• GIVEN INSTRUCTION: In the material below, find all lines with the string "document" and copy them.

• DATA PROVIDED:

---

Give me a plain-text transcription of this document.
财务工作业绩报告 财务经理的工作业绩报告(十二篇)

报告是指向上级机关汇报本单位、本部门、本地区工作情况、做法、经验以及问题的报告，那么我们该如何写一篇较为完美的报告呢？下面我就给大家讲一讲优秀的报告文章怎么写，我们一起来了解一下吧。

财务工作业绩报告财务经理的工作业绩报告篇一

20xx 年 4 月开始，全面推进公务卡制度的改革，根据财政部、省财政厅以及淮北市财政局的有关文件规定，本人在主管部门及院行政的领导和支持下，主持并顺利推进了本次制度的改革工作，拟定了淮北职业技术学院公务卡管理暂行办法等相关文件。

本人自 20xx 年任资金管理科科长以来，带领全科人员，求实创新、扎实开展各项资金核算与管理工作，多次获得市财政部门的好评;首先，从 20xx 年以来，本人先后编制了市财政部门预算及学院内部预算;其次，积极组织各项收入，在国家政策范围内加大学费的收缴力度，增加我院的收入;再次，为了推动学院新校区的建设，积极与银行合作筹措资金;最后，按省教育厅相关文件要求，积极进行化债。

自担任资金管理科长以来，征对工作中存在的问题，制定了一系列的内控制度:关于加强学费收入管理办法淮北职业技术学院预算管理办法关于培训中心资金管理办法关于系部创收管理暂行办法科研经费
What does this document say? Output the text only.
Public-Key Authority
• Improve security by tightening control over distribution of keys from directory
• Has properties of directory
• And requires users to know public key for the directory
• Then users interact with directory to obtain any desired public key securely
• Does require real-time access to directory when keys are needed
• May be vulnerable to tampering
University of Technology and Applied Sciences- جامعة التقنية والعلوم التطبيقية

---

• TASK ANSWER:
Give me a plain-text transcription of this document.
What does this document say? Output the text only.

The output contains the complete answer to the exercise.